Input data:

========================

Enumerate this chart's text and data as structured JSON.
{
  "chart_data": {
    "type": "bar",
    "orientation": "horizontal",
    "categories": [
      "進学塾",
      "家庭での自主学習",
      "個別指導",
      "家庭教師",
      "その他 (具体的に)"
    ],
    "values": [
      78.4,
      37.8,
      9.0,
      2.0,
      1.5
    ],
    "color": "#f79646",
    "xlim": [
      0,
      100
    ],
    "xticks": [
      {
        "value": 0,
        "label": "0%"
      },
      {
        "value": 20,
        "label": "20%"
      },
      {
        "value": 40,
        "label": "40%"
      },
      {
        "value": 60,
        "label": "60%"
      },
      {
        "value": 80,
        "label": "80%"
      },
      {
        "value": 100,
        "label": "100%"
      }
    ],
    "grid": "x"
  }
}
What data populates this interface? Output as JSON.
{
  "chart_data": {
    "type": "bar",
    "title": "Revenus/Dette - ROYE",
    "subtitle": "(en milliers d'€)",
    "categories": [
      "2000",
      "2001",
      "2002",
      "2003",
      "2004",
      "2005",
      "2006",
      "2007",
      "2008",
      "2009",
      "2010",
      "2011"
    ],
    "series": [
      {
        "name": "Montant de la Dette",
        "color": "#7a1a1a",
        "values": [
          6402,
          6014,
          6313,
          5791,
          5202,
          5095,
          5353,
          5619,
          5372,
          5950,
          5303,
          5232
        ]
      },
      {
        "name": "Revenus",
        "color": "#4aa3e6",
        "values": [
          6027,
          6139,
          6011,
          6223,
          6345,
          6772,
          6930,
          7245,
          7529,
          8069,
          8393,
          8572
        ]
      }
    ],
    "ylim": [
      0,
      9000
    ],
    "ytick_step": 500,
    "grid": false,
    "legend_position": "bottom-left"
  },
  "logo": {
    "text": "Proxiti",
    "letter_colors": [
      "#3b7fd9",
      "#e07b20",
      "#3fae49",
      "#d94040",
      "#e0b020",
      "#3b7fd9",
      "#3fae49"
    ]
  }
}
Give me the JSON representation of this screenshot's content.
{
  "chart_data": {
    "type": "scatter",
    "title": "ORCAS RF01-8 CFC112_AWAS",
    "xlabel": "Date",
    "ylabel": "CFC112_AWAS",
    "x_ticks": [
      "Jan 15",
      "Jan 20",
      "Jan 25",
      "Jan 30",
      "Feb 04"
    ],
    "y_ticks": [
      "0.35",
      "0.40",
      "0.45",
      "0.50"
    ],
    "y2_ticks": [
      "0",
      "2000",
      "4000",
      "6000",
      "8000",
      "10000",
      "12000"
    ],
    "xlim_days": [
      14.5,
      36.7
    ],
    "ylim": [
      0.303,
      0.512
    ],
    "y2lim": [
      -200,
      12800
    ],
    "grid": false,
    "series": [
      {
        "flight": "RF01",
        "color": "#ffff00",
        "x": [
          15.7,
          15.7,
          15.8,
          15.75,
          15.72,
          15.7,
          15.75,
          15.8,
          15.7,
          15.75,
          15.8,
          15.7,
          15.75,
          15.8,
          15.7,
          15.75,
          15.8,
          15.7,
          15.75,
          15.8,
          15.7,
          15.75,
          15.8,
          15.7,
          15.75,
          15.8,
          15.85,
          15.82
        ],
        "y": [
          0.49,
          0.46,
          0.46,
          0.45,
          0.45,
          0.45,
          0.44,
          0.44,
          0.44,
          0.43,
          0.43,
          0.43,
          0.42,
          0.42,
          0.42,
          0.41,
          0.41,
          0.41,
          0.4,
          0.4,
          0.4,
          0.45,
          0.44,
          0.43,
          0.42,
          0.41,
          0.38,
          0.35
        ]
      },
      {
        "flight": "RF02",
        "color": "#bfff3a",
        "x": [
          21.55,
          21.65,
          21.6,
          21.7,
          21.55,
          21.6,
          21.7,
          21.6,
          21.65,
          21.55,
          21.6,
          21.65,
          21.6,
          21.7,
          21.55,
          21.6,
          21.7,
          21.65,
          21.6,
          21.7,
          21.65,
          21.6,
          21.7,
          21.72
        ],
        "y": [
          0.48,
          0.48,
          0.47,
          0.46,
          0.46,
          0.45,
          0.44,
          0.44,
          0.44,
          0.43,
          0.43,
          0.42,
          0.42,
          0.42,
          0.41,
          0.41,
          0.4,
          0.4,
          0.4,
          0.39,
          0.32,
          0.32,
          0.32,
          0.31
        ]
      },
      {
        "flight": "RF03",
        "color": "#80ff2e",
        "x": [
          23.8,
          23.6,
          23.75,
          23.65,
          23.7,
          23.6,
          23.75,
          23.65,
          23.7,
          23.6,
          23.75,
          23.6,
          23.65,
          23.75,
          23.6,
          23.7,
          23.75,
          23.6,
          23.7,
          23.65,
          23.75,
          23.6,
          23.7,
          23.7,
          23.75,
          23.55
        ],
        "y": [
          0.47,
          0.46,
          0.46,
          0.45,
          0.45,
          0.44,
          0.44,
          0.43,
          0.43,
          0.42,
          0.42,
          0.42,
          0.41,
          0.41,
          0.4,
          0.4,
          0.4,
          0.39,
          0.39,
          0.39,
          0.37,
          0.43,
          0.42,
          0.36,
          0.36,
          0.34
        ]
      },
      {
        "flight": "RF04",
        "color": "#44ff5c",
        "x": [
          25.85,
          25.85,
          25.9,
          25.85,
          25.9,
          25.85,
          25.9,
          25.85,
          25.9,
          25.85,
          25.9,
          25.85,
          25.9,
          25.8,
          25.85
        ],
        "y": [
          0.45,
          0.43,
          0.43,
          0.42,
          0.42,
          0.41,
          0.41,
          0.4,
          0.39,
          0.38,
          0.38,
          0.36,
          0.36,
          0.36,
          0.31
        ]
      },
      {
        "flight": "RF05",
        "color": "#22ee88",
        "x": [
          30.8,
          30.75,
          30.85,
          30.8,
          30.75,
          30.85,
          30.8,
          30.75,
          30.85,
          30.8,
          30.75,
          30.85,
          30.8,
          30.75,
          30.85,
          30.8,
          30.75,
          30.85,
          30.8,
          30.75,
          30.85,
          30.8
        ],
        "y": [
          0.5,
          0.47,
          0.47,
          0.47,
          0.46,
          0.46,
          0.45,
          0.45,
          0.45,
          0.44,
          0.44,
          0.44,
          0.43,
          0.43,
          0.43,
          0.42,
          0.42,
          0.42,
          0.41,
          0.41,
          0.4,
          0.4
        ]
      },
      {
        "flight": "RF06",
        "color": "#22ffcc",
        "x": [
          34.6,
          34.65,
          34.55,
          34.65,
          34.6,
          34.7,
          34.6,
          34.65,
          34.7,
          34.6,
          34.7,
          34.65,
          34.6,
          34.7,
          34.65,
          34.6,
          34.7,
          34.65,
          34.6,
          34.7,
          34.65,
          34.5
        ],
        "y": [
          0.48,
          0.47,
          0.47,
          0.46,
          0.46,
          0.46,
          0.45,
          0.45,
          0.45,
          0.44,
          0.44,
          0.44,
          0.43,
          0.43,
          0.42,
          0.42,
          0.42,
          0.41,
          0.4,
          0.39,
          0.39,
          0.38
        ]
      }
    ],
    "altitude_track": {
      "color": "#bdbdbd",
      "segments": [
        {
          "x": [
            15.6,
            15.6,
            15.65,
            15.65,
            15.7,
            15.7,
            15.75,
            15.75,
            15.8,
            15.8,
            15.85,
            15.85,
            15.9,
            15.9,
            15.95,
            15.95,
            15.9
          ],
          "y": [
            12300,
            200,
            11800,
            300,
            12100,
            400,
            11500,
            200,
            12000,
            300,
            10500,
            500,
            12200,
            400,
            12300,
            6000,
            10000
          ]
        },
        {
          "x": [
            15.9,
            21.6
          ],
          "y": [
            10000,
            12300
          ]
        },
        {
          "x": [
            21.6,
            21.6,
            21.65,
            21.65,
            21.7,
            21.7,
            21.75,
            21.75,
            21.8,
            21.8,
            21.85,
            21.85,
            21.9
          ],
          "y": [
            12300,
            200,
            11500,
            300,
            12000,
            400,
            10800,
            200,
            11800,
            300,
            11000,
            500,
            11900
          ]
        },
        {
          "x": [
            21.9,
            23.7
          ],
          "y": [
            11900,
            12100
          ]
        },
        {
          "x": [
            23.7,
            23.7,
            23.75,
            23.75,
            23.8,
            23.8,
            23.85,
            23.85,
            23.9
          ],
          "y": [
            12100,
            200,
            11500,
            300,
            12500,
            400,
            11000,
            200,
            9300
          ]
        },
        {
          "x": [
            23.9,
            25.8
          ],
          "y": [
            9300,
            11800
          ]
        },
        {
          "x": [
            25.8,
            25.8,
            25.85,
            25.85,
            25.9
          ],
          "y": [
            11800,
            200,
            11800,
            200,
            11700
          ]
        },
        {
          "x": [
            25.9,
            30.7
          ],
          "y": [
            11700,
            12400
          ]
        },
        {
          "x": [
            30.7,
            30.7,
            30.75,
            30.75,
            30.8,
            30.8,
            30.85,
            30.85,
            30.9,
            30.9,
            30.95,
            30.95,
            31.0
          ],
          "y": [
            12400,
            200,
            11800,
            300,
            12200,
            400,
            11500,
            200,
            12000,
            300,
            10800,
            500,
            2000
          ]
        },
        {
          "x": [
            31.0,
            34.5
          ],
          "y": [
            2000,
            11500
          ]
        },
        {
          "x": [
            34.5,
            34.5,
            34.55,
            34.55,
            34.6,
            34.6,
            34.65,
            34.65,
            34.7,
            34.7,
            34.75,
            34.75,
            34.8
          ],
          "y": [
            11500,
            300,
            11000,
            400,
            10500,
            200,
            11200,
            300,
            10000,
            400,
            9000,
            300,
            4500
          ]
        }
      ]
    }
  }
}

========================

Exercise prompt: Find the word "name" in the data and show each line that holds it.

Response:
        "name": "Montant de la Dette",
        "name": "Revenus",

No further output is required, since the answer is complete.